#### Objective
Write out each entry again. Keep every word exactly as it is.

(Saved data entries)
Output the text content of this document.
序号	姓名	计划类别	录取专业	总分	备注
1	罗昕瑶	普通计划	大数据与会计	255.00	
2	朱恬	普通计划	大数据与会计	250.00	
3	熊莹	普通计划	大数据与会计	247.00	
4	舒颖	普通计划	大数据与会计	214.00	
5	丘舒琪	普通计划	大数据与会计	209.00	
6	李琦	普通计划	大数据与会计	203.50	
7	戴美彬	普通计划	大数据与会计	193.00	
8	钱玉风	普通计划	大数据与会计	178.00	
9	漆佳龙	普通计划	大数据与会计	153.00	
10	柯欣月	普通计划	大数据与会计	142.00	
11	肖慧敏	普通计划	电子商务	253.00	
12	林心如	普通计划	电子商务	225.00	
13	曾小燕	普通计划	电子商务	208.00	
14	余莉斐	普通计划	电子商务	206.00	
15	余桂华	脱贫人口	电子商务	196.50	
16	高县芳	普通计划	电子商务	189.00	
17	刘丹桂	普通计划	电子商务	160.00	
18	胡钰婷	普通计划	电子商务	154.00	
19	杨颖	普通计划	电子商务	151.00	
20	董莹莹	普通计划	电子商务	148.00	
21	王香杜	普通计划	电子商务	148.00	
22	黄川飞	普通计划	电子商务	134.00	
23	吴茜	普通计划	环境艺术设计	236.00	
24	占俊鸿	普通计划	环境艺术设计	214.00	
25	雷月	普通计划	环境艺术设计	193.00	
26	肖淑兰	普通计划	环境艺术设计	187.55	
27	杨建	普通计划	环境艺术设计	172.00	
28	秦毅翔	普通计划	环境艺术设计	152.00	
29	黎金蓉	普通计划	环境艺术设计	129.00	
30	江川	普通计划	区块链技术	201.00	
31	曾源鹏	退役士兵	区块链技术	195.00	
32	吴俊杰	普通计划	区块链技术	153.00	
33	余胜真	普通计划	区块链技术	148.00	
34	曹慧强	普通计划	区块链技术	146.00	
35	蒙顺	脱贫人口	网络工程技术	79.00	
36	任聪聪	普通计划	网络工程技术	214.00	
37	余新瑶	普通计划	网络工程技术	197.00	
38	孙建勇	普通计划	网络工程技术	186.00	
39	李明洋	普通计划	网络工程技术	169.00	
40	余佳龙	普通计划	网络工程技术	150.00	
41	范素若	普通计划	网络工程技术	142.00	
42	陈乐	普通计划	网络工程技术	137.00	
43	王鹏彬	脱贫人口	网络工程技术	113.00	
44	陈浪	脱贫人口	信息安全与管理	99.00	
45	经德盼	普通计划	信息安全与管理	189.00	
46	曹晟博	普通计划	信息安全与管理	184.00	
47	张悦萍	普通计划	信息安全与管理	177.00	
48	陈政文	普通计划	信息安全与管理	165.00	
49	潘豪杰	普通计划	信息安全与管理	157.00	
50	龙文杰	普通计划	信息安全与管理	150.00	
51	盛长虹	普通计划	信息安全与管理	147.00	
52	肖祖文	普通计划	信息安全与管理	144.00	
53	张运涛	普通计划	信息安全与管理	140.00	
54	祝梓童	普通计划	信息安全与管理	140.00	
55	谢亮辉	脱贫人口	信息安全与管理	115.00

#### Expected output
Output the text content of this document.
序号	姓名	计划类别	录取专业	总分	备注
1	罗昕瑶	普通计划	大数据与会计	255.00	
2	朱恬	普通计划	大数据与会计	250.00	
3	熊莹	普通计划	大数据与会计	247.00	
4	舒颖	普通计划	大数据与会计	214.00	
5	丘舒琪	普通计划	大数据与会计	209.00	
6	李琦	普通计划	大数据与会计	203.50	
7	戴美彬	普通计划	大数据与会计	193.00	
8	钱玉风	普通计划	大数据与会计	178.00	
9	漆佳龙	普通计划	大数据与会计	153.00	
10	柯欣月	普通计划	大数据与会计	142.00	
11	肖慧敏	普通计划	电子商务	253.00	
12	林心如	普通计划	电子商务	225.00	
13	曾小燕	普通计划	电子商务	208.00	
14	余莉斐	普通计划	电子商务	206.00	
15	余桂华	脱贫人口	电子商务	196.50	
16	高县芳	普通计划	电子商务	189.00	
17	刘丹桂	普通计划	电子商务	160.00	
18	胡钰婷	普通计划	电子商务	154.00	
19	杨颖	普通计划	电子商务	151.00	
20	董莹莹	普通计划	电子商务	148.00	
21	王香杜	普通计划	电子商务	148.00	
22	黄川飞	普通计划	电子商务	134.00	
23	吴茜	普通计划	环境艺术设计	236.00	
24	占俊鸿	普通计划	环境艺术设计	214.00	
25	雷月	普通计划	环境艺术设计	193.00	
26	肖淑兰	普通计划	环境艺术设计	187.55	
27	杨建	普通计划	环境艺术设计	172.00	
28	秦毅翔	普通计划	环境艺术设计	152.00	
29	黎金蓉	普通计划	环境艺术设计	129.00	
30	江川	普通计划	区块链技术	201.00	
31	曾源鹏	退役士兵	区块链技术	195.00	
32	吴俊杰	普通计划	区块链技术	153.00	
33	余胜真	普通计划	区块链技术	148.00	
34	曹慧强	普通计划	区块链技术	146.00	
35	蒙顺	脱贫人口	网络工程技术	79.00	
36	任聪聪	普通计划	网络工程技术	214.00	
37	余新瑶	普通计划	网络工程技术	197.00	
38	孙建勇	普通计划	网络工程技术	186.00	
39	李明洋	普通计划	网络工程技术	169.00	
40	余佳龙	普通计划	网络工程技术	150.00	
41	范素若	普通计划	网络工程技术	142.00	
42	陈乐	普通计划	网络工程技术	137.00	
43	王鹏彬	脱贫人口	网络工程技术	113.00	
44	陈浪	脱贫人口	信息安全与管理	99.00	
45	经德盼	普通计划	信息安全与管理	189.00	
46	曹晟博	普通计划	信息安全与管理	184.00	
47	张悦萍	普通计划	信息安全与管理	177.00	
48	陈政文	普通计划	信息安全与管理	165.00	
49	潘豪杰	普通计划	信息安全与管理	157.00	
50	龙文杰	普通计划	信息安全与管理	150.00	
51	盛长虹	普通计划	信息安全与管理	147.00	
52	肖祖文	普通计划	信息安全与管理	144.00	
53	张运涛	普通计划	信息安全与管理	140.00	
54	祝梓童	普通计划	信息安全与管理	140.00	
55	谢亮辉	脱贫人口	信息安全与管理	115.00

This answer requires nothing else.